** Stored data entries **
=-=-=

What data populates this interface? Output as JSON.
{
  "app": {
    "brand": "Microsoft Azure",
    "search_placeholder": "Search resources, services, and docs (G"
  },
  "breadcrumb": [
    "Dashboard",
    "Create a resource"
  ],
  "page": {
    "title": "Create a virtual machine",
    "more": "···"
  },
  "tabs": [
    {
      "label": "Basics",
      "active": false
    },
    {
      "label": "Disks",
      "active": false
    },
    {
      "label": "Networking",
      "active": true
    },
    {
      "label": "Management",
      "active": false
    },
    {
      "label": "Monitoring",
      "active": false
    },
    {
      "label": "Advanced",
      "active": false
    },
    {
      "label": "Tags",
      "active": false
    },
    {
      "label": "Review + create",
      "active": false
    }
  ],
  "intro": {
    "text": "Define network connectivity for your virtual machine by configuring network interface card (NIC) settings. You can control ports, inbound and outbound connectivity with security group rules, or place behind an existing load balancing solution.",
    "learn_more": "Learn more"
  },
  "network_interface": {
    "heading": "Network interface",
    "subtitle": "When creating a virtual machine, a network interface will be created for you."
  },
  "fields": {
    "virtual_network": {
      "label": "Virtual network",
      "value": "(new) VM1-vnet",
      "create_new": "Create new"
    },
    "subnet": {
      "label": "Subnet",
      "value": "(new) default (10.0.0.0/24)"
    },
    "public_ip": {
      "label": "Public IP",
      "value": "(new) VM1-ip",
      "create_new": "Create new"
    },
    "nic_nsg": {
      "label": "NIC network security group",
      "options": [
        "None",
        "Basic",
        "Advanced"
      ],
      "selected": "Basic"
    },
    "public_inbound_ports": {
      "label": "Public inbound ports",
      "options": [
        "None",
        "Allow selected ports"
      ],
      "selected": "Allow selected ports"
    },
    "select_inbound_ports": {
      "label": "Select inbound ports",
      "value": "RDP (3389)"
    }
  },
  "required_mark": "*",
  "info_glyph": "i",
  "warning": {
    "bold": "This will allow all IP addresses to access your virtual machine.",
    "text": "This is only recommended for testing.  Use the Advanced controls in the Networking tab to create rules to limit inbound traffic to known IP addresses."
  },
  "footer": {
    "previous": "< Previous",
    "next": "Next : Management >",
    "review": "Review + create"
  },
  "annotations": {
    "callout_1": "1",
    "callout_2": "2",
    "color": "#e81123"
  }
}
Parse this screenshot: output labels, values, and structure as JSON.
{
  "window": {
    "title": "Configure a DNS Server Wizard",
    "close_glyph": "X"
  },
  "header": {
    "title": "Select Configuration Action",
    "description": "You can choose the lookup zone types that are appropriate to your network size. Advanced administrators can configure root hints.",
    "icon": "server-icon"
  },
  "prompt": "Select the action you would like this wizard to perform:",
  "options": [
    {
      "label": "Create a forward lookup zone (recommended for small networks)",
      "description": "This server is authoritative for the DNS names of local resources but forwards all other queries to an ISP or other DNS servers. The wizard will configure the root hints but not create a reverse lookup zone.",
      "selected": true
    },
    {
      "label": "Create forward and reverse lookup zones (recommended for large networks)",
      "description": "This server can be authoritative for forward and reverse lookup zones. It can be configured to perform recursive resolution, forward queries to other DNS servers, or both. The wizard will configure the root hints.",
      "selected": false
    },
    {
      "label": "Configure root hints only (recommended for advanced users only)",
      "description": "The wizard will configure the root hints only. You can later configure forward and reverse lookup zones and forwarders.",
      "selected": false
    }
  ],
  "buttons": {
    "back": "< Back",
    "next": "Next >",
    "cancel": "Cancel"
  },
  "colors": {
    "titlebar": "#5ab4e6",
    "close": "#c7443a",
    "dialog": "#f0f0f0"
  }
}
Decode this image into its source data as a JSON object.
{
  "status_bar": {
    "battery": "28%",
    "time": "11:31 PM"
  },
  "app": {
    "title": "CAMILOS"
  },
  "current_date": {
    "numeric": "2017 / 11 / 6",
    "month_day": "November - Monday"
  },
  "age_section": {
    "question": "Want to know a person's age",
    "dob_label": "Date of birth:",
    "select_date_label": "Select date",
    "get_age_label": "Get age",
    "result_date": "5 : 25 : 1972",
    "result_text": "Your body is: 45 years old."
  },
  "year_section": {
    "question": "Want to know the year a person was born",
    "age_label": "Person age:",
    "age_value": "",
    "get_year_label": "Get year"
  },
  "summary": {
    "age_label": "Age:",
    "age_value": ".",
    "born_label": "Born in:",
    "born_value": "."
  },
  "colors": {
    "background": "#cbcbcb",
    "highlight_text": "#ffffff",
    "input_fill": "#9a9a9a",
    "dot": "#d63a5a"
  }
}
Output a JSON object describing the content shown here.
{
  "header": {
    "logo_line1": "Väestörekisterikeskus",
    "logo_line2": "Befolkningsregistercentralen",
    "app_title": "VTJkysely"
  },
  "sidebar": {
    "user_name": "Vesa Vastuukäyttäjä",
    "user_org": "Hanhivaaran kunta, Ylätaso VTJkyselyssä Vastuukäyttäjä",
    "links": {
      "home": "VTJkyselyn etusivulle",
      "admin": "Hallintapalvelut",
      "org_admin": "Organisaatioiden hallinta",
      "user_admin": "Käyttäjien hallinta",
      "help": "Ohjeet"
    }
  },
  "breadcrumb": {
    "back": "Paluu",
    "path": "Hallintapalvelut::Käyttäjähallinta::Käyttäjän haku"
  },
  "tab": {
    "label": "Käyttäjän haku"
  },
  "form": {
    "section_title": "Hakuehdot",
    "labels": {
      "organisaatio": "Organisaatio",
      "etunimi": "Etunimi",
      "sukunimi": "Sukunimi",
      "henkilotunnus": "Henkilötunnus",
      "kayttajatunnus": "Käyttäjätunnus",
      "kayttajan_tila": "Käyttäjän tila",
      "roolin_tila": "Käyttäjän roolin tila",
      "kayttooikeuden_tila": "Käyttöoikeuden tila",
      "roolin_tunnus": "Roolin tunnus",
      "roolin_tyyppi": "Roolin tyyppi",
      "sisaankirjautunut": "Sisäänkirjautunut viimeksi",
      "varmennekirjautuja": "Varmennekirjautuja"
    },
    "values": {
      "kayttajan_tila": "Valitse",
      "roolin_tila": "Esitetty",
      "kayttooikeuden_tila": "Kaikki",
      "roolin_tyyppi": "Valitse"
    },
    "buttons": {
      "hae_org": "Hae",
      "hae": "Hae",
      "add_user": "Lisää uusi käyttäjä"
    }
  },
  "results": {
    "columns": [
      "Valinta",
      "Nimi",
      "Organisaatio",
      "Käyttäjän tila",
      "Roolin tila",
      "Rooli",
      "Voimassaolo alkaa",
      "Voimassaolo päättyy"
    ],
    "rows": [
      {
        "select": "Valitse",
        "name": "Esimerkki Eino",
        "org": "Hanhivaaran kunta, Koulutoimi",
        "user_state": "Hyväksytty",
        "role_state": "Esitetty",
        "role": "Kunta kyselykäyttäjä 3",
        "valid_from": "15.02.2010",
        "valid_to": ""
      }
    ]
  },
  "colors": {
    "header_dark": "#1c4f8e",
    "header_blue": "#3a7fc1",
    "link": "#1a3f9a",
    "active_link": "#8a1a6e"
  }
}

=-=-=

** Job **
Your task is to give the records above again, exactly.

** Final result **
What data populates this interface? Output as JSON.
{
  "app": {
    "brand": "Microsoft Azure",
    "search_placeholder": "Search resources, services, and docs (G"
  },
  "breadcrumb": [
    "Dashboard",
    "Create a resource"
  ],
  "page": {
    "title": "Create a virtual machine",
    "more": "···"
  },
  "tabs": [
    {
      "label": "Basics",
      "active": false
    },
    {
      "label": "Disks",
      "active": false
    },
    {
      "label": "Networking",
      "active": true
    },
    {
      "label": "Management",
      "active": false
    },
    {
      "label": "Monitoring",
      "active": false
    },
    {
      "label": "Advanced",
      "active": false
    },
    {
      "label": "Tags",
      "active": false
    },
    {
      "label": "Review + create",
      "active": false
    }
  ],
  "intro": {
    "text": "Define network connectivity for your virtual machine by configuring network interface card (NIC) settings. You can control ports, inbound and outbound connectivity with security group rules, or place behind an existing load balancing solution.",
    "learn_more": "Learn more"
  },
  "network_interface": {
    "heading": "Network interface",
    "subtitle": "When creating a virtual machine, a network interface will be created for you."
  },
  "fields": {
    "virtual_network": {
      "label": "Virtual network",
      "value": "(new) VM1-vnet",
      "create_new": "Create new"
    },
    "subnet": {
      "label": "Subnet",
      "value": "(new) default (10.0.0.0/24)"
    },
    "public_ip": {
      "label": "Public IP",
      "value": "(new) VM1-ip",
      "create_new": "Create new"
    },
    "nic_nsg": {
      "label": "NIC network security group",
      "options": [
        "None",
        "Basic",
        "Advanced"
      ],
      "selected": "Basic"
    },
    "public_inbound_ports": {
      "label": "Public inbound ports",
      "options": [
        "None",
        "Allow selected ports"
      ],
      "selected": "Allow selected ports"
    },
    "select_inbound_ports": {
      "label": "Select inbound ports",
      "value": "RDP (3389)"
    }
  },
  "required_mark": "*",
  "info_glyph": "i",
  "warning": {
    "bold": "This will allow all IP addresses to access your virtual machine.",
    "text": "This is only recommended for testing.  Use the Advanced controls in the Networking tab to create rules to limit inbound traffic to known IP addresses."
  },
  "footer": {
    "previous": "< Previous",
    "next": "Next : Management >",
    "review": "Review + create"
  },
  "annotations": {
    "callout_1": "1",
    "callout_2": "2",
    "color": "#e81123"
  }
}
Parse this screenshot: output labels, values, and structure as JSON.
{
  "window": {
    "title": "Configure a DNS Server Wizard",
    "close_glyph": "X"
  },
  "header": {
    "title": "Select Configuration Action",
    "description": "You can choose the lookup zone types that are appropriate to your network size. Advanced administrators can configure root hints.",
    "icon": "server-icon"
  },
  "prompt": "Select the action you would like this wizard to perform:",
  "options": [
    {
      "label": "Create a forward lookup zone (recommended for small networks)",
      "description": "This server is authoritative for the DNS names of local resources but forwards all other queries to an ISP or other DNS servers. The wizard will configure the root hints but not create a reverse lookup zone.",
      "selected": true
    },
    {
      "label": "Create forward and reverse lookup zones (recommended for large networks)",
      "description": "This server can be authoritative for forward and reverse lookup zones. It can be configured to perform recursive resolution, forward queries to other DNS servers, or both. The wizard will configure the root hints.",
      "selected": false
    },
    {
      "label": "Configure root hints only (recommended for advanced users only)",
      "description": "The wizard will configure the root hints only. You can later configure forward and reverse lookup zones and forwarders.",
      "selected": false
    }
  ],
  "buttons": {
    "back": "< Back",
    "next": "Next >",
    "cancel": "Cancel"
  },
  "colors": {
    "titlebar": "#5ab4e6",
    "close": "#c7443a",
    "dialog": "#f0f0f0"
  }
}
Decode this image into its source data as a JSON object.
{
  "status_bar": {
    "battery": "28%",
    "time": "11:31 PM"
  },
  "app": {
    "title": "CAMILOS"
  },
  "current_date": {
    "numeric": "2017 / 11 / 6",
    "month_day": "November - Monday"
  },
  "age_section": {
    "question": "Want to know a person's age",
    "dob_label": "Date of birth:",
    "select_date_label": "Select date",
    "get_age_label": "Get age",
    "result_date": "5 : 25 : 1972",
    "result_text": "Your body is: 45 years old."
  },
  "year_section": {
    "question": "Want to know the year a person was born",
    "age_label": "Person age:",
    "age_value": "",
    "get_year_label": "Get year"
  },
  "summary": {
    "age_label": "Age:",
    "age_value": ".",
    "born_label": "Born in:",
    "born_value": "."
  },
  "colors": {
    "background": "#cbcbcb",
    "highlight_text": "#ffffff",
    "input_fill": "#9a9a9a",
    "dot": "#d63a5a"
  }
}
Output a JSON object describing the content shown here.
{
  "header": {
    "logo_line1": "Väestörekisterikeskus",
    "logo_line2": "Befolkningsregistercentralen",
    "app_title": "VTJkysely"
  },
  "sidebar": {
    "user_name": "Vesa Vastuukäyttäjä",
    "user_org": "Hanhivaaran kunta, Ylätaso VTJkyselyssä Vastuukäyttäjä",
    "links": {
      "home": "VTJkyselyn etusivulle",
      "admin": "Hallintapalvelut",
      "org_admin": "Organisaatioiden hallinta",
      "user_admin": "Käyttäjien hallinta",
      "help": "Ohjeet"
    }
  },
  "breadcrumb": {
    "back": "Paluu",
    "path": "Hallintapalvelut::Käyttäjähallinta::Käyttäjän haku"
  },
  "tab": {
    "label": "Käyttäjän haku"
  },
  "form": {
    "section_title": "Hakuehdot",
    "labels": {
      "organisaatio": "Organisaatio",
      "etunimi": "Etunimi",
      "sukunimi": "Sukunimi",
      "henkilotunnus": "Henkilötunnus",
      "kayttajatunnus": "Käyttäjätunnus",
      "kayttajan_tila": "Käyttäjän tila",
      "roolin_tila": "Käyttäjän roolin tila",
      "kayttooikeuden_tila": "Käyttöoikeuden tila",
      "roolin_tunnus": "Roolin tunnus",
      "roolin_tyyppi": "Roolin tyyppi",
      "sisaankirjautunut": "Sisäänkirjautunut viimeksi",
      "varmennekirjautuja": "Varmennekirjautuja"
    },
    "values": {
      "kayttajan_tila": "Valitse",
      "roolin_tila": "Esitetty",
      "kayttooikeuden_tila": "Kaikki",
      "roolin_tyyppi": "Valitse"
    },
    "buttons": {
      "hae_org": "Hae",
      "hae": "Hae",
      "add_user": "Lisää uusi käyttäjä"
    }
  },
  "results": {
    "columns": [
      "Valinta",
      "Nimi",
      "Organisaatio",
      "Käyttäjän tila",
      "Roolin tila",
      "Rooli",
      "Voimassaolo alkaa",
      "Voimassaolo päättyy"
    ],
    "rows": [
      {
        "select": "Valitse",
        "name": "Esimerkki Eino",
        "org": "Hanhivaaran kunta, Koulutoimi",
        "user_state": "Hyväksytty",
        "role_state": "Esitetty",
        "role": "Kunta kyselykäyttäjä 3",
        "valid_from": "15.02.2010",
        "valid_to": ""
      }
    ]
  },
  "colors": {
    "header_dark": "#1c4f8e",
    "header_blue": "#3a7fc1",
    "link": "#1a3f9a",
    "active_link": "#8a1a6e"
  }
}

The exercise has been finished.